(EXERCISE):
Where a line of the entries holds the string "effect", copy that line.

Items from a figure collection:
################
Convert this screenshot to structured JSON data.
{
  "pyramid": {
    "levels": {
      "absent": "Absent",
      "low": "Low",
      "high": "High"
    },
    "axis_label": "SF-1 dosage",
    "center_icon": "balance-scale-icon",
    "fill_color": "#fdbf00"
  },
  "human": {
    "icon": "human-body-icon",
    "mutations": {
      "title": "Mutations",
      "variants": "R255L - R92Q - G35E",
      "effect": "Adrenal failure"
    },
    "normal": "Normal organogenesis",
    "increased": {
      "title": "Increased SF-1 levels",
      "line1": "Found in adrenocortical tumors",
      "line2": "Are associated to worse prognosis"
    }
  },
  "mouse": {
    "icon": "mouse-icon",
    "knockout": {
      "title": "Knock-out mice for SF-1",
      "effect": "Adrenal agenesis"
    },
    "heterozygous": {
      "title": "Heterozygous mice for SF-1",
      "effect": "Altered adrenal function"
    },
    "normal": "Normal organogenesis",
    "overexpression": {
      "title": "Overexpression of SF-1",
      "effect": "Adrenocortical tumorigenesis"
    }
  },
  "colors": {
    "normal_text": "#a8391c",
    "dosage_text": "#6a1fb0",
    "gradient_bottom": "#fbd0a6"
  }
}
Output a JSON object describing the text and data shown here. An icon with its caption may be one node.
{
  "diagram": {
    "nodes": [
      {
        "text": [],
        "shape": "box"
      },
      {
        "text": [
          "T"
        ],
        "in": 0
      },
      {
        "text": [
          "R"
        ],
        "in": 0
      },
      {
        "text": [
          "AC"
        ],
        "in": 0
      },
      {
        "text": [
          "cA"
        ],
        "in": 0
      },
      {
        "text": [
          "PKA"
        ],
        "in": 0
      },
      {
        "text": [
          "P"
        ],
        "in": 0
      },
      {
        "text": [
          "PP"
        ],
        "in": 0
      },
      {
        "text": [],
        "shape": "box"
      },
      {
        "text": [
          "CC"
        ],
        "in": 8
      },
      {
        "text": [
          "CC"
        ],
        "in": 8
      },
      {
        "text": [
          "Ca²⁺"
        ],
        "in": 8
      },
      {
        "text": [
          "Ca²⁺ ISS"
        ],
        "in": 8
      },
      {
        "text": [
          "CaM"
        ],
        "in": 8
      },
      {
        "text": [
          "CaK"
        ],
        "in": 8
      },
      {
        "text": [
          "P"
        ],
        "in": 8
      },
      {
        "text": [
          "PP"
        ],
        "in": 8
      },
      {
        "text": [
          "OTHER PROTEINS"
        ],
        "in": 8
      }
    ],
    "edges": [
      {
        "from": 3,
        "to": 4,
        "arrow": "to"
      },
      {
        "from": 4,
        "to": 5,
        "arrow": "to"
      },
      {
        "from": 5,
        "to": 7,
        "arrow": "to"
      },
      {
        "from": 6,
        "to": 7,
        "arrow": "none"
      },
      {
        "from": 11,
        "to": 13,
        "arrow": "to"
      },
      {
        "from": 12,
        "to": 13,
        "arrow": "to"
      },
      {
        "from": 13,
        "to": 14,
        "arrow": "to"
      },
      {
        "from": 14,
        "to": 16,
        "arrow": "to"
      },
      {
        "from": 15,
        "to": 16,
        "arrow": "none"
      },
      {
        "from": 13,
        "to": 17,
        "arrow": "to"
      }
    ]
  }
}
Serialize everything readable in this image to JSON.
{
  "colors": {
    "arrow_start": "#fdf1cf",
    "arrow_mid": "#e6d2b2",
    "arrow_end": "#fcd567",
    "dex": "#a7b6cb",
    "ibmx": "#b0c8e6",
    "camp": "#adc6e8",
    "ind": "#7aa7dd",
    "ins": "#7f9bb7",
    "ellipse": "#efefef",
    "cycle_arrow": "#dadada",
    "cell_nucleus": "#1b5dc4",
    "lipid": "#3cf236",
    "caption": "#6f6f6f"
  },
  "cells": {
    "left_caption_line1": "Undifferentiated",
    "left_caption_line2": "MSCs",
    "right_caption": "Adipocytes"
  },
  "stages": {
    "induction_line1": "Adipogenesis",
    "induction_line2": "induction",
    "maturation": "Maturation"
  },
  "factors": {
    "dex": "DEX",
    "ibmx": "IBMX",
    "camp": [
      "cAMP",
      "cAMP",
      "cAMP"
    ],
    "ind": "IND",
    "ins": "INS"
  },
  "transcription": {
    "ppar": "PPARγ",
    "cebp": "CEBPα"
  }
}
################
(TASK RESPONSE):
      "effect": "Adrenal failure"
      "effect": "Adrenal agenesis"
      "effect": "Altered adrenal function"
      "effect": "Adrenocortical tumorigenesis"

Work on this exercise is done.